> RECORDS PROVIDED
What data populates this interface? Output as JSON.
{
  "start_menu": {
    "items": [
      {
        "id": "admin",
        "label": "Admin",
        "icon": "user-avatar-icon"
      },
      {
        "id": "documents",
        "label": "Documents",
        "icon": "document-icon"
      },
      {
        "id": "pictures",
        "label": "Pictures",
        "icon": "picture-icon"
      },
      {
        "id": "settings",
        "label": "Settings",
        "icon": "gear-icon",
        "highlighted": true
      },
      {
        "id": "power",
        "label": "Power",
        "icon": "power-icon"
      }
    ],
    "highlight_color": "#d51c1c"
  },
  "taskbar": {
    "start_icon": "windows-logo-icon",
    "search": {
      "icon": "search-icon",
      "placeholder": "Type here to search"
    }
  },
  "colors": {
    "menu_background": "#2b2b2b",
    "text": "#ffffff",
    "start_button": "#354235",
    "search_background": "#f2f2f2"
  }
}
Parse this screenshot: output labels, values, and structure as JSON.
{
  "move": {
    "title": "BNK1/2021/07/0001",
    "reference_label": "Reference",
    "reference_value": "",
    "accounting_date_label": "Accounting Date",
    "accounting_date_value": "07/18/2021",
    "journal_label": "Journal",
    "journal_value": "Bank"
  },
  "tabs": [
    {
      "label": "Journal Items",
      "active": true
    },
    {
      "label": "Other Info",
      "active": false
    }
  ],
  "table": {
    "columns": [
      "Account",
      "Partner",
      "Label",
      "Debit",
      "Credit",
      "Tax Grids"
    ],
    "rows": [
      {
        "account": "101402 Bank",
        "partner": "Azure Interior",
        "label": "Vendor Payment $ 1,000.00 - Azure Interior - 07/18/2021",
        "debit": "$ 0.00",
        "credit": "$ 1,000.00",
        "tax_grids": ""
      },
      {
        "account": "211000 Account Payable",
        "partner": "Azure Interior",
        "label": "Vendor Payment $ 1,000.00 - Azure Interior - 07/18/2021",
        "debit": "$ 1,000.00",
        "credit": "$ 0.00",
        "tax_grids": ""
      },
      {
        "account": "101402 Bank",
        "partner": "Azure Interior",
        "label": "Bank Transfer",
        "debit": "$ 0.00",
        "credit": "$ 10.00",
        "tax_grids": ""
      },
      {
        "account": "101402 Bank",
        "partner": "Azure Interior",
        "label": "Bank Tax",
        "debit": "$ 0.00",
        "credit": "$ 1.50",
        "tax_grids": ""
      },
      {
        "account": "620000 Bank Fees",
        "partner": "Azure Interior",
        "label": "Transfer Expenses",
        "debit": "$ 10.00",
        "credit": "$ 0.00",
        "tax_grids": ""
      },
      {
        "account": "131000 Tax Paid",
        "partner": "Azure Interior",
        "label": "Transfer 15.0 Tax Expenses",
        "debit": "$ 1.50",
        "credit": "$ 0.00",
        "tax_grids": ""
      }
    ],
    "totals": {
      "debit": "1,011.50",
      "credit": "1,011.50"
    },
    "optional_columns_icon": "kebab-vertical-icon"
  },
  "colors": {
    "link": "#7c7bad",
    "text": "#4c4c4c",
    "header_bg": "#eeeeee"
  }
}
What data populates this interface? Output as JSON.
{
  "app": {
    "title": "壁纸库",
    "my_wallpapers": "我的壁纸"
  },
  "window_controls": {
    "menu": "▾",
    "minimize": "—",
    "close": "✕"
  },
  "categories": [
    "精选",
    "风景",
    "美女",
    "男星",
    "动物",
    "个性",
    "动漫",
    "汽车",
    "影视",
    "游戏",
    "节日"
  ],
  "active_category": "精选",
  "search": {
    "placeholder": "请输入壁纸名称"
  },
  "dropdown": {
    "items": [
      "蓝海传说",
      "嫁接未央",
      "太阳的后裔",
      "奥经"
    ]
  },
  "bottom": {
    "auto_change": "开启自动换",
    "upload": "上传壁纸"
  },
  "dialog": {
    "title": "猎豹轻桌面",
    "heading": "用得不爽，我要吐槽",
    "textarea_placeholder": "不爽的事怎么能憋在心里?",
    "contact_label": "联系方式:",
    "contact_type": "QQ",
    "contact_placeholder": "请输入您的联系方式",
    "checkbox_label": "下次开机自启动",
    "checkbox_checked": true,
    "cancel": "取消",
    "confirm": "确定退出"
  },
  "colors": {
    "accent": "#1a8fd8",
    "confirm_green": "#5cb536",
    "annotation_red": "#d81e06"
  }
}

> SHORT PROBLEM
Transcribe all of the lines in the records precisely.

> WRITTEN RESPONSE
What data populates this interface? Output as JSON.
{
  "start_menu": {
    "items": [
      {
        "id": "admin",
        "label": "Admin",
        "icon": "user-avatar-icon"
      },
      {
        "id": "documents",
        "label": "Documents",
        "icon": "document-icon"
      },
      {
        "id": "pictures",
        "label": "Pictures",
        "icon": "picture-icon"
      },
      {
        "id": "settings",
        "label": "Settings",
        "icon": "gear-icon",
        "highlighted": true
      },
      {
        "id": "power",
        "label": "Power",
        "icon": "power-icon"
      }
    ],
    "highlight_color": "#d51c1c"
  },
  "taskbar": {
    "start_icon": "windows-logo-icon",
    "search": {
      "icon": "search-icon",
      "placeholder": "Type here to search"
    }
  },
  "colors": {
    "menu_background": "#2b2b2b",
    "text": "#ffffff",
    "start_button": "#354235",
    "search_background": "#f2f2f2"
  }
}
Parse this screenshot: output labels, values, and structure as JSON.
{
  "move": {
    "title": "BNK1/2021/07/0001",
    "reference_label": "Reference",
    "reference_value": "",
    "accounting_date_label": "Accounting Date",
    "accounting_date_value": "07/18/2021",
    "journal_label": "Journal",
    "journal_value": "Bank"
  },
  "tabs": [
    {
      "label": "Journal Items",
      "active": true
    },
    {
      "label": "Other Info",
      "active": false
    }
  ],
  "table": {
    "columns": [
      "Account",
      "Partner",
      "Label",
      "Debit",
      "Credit",
      "Tax Grids"
    ],
    "rows": [
      {
        "account": "101402 Bank",
        "partner": "Azure Interior",
        "label": "Vendor Payment $ 1,000.00 - Azure Interior - 07/18/2021",
        "debit": "$ 0.00",
        "credit": "$ 1,000.00",
        "tax_grids": ""
      },
      {
        "account": "211000 Account Payable",
        "partner": "Azure Interior",
        "label": "Vendor Payment $ 1,000.00 - Azure Interior - 07/18/2021",
        "debit": "$ 1,000.00",
        "credit": "$ 0.00",
        "tax_grids": ""
      },
      {
        "account": "101402 Bank",
        "partner": "Azure Interior",
        "label": "Bank Transfer",
        "debit": "$ 0.00",
        "credit": "$ 10.00",
        "tax_grids": ""
      },
      {
        "account": "101402 Bank",
        "partner": "Azure Interior",
        "label": "Bank Tax",
        "debit": "$ 0.00",
        "credit": "$ 1.50",
        "tax_grids": ""
      },
      {
        "account": "620000 Bank Fees",
        "partner": "Azure Interior",
        "label": "Transfer Expenses",
        "debit": "$ 10.00",
        "credit": "$ 0.00",
        "tax_grids": ""
      },
      {
        "account": "131000 Tax Paid",
        "partner": "Azure Interior",
        "label": "Transfer 15.0 Tax Expenses",
        "debit": "$ 1.50",
        "credit": "$ 0.00",
        "tax_grids": ""
      }
    ],
    "totals": {
      "debit": "1,011.50",
      "credit": "1,011.50"
    },
    "optional_columns_icon": "kebab-vertical-icon"
  },
  "colors": {
    "link": "#7c7bad",
    "text": "#4c4c4c",
    "header_bg": "#eeeeee"
  }
}
What data populates this interface? Output as JSON.
{
  "app": {
    "title": "壁纸库",
    "my_wallpapers": "我的壁纸"
  },
  "window_controls": {
    "menu": "▾",
    "minimize": "—",
    "close": "✕"
  },
  "categories": [
    "精选",
    "风景",
    "美女",
    "男星",
    "动物",
    "个性",
    "动漫",
    "汽车",
    "影视",
    "游戏",
    "节日"
  ],
  "active_category": "精选",
  "search": {
    "placeholder": "请输入壁纸名称"
  },
  "dropdown": {
    "items": [
      "蓝海传说",
      "嫁接未央",
      "太阳的后裔",
      "奥经"
    ]
  },
  "bottom": {
    "auto_change": "开启自动换",
    "upload": "上传壁纸"
  },
  "dialog": {
    "title": "猎豹轻桌面",
    "heading": "用得不爽，我要吐槽",
    "textarea_placeholder": "不爽的事怎么能憋在心里?",
    "contact_label": "联系方式:",
    "contact_type": "QQ",
    "contact_placeholder": "请输入您的联系方式",
    "checkbox_label": "下次开机自启动",
    "checkbox_checked": true,
    "cancel": "取消",
    "confirm": "确定退出"
  },
  "colors": {
    "accent": "#1a8fd8",
    "confirm_green": "#5cb536",
    "annotation_red": "#d81e06"
  }
}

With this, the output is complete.